▶ **ПРЕДЛОЖЕННЫЙ ТЕКСТ**
☆ ☆ ☆

Вернемся, однако, к европейской истории марксистской эстетической мысли начала века, к страницам Франца Меринга и Клары Цеткин, Юлиана Мархлевского и Розы Люксембург, Карла Либкнехта, к наследию Владимира Ленина, иными словами, к русско-немецко-польским ее разделам и главам, на одних широтах еще не прочитанным, на других – подмененным откровенно враждебными истолкованиями, на третьих – в такой форме затверженным, что и теперь у многих отсутствует склонность, а порой и способность постигать их достаточно очевидный смысл.

Среди сотен и тысяч страниц о Ленине, написанных публицистами и художниками, воссоздававшими его облик, деятельность и ход мысли, «Воспоминания о Ленине» Клары Цеткин оказались документом, практически приравненным к ленинским текстам.

Каким образом в общественном сознании возник этот знак равенства? Автор же не утаивает, что «Воспоминания» представляют собой позднейшие записи, а вовсе не стенограмму, заверенную ленинской рукой; записи бесед, которые велись без переводчика по-немецки, а могли идти на французском, на английском, но не на русском языке – Клара Цеткин почти не знала его.

В чем разгадка того, что «Воспоминания» стали в первый – не только и не столько хронологически – ряд Ленинианы, открывающейся очерком Горького и статьями Луначарского?

Ответить на эти вопросы существенно, так как один-другой отрывок из «Воспоминаний» цитировались нашей критикой бессчетное количество раз и в течение почти полувека обрели значение едва ли не самых известных доказательств, характеризующих отношение Ленина к искусству классическому и модернистскому. Именно поэтому, на наш взгляд, следует перейти от повторения хорошо памятных, но зачастую поверхностно воспринимаемых строк к прочтению документа в его историко-литературном контексте.

* * *

Мемуарные записи Клары Цеткин воспринимаются обычно вне связи с более ранними ее выступлениями как литературно-художественного критика и независимо от ее четвертьвековой деятельности на посту редактора женской газеты «Глайхайт» (1892 – 1917).

Перелистаем подшивки этой газеты, заглянем в сборник, выпущенный в ГДР на пороге нового этапа изучения эстетических страниц революционной немецкой социал-демократии начала века и вскоре переведенный у нас; затем в сборник более поздний и полный, но все же далеко не исчерпывающий архива Клары Цеткин и, к примеру, оставляющий почти в стороне такую важную грань ее наследия, как переписку1.

☆ ☆ ☆

▶ **ИСХОДНЫЕ ЗАПИСИ**
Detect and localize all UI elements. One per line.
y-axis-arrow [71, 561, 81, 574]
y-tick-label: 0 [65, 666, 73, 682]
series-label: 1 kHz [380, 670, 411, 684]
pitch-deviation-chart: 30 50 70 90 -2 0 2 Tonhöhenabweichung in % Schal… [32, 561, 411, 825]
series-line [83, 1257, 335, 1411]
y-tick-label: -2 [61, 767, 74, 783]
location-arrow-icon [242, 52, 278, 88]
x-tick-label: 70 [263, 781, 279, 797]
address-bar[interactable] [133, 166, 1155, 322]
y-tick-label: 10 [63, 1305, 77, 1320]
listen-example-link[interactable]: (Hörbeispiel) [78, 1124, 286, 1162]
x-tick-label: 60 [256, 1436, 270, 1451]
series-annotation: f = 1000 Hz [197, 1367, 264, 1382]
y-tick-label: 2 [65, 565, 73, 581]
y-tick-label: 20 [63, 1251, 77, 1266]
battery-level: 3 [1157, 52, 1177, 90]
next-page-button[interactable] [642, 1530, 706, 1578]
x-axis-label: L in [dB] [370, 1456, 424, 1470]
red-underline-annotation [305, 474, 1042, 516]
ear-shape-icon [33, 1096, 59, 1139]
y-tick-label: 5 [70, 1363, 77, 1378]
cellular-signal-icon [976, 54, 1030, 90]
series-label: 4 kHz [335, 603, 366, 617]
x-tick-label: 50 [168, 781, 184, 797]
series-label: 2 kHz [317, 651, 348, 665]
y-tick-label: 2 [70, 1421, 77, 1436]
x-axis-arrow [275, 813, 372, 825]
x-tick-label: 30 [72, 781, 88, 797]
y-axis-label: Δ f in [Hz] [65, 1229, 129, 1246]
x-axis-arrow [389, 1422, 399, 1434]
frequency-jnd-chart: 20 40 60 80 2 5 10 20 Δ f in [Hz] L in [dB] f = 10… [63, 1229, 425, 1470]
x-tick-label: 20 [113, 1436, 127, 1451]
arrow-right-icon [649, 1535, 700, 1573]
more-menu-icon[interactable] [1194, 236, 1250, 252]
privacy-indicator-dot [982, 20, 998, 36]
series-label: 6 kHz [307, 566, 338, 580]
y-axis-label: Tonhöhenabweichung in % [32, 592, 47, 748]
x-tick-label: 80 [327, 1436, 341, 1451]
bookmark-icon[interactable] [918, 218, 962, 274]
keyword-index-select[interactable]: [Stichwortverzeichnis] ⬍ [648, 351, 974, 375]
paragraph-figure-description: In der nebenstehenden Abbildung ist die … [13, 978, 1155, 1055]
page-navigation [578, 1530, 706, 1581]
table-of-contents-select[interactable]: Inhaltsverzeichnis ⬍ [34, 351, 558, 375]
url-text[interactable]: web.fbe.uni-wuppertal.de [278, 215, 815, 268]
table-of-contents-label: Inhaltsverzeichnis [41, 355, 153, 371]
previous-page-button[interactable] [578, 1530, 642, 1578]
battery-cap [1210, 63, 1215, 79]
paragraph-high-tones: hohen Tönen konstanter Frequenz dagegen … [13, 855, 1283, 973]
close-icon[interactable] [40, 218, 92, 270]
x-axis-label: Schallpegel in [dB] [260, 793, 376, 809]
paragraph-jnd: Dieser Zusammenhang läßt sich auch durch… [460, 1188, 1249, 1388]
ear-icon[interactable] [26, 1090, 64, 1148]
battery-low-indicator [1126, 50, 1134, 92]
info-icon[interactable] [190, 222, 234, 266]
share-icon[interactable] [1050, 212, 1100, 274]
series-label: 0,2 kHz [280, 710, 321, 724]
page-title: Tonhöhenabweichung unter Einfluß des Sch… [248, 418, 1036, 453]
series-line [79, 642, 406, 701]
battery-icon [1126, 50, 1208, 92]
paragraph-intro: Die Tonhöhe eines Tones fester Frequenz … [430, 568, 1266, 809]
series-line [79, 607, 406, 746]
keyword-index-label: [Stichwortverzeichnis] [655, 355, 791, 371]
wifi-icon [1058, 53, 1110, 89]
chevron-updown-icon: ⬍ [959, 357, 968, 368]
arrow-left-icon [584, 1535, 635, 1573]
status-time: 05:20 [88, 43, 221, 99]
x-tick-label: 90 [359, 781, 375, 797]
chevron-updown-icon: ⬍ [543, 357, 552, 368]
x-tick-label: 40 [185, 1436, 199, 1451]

☆ ☆ ☆

▶ **ЗАДАНИЕ 1**
Воспроизведите часть текста о «Воспоминаниях о Ленине» Клары Цеткин, которая открывается словами «Каким образом в» и завершается словами «не знала его.». При этом замените «без переводчика» на «без посредника».
▶ **ЗАДАНИЕ 2**
Перечислите все строки записей, в которых встречается строка «updown».

▶ **РЕЗУЛЬТАТ 1**
Каким образом в общественном сознании возник этот знак равенства? Автор же не утаивает, что «Воспоминания» представляют собой позднейшие записи, а вовсе не стенограмму, заверенную ленинской рукой; записи бесед, которые велись без посредника по-немецки, а могли идти на французском, на английском, но не на русском языке – Клара Цеткин почти не знала его.

▶ **РЕЗУЛЬТАТ 2**
chevron-updown-icon: ⬍ [959, 357, 968, 368]
chevron-updown-icon: ⬍ [543, 357, 552, 368]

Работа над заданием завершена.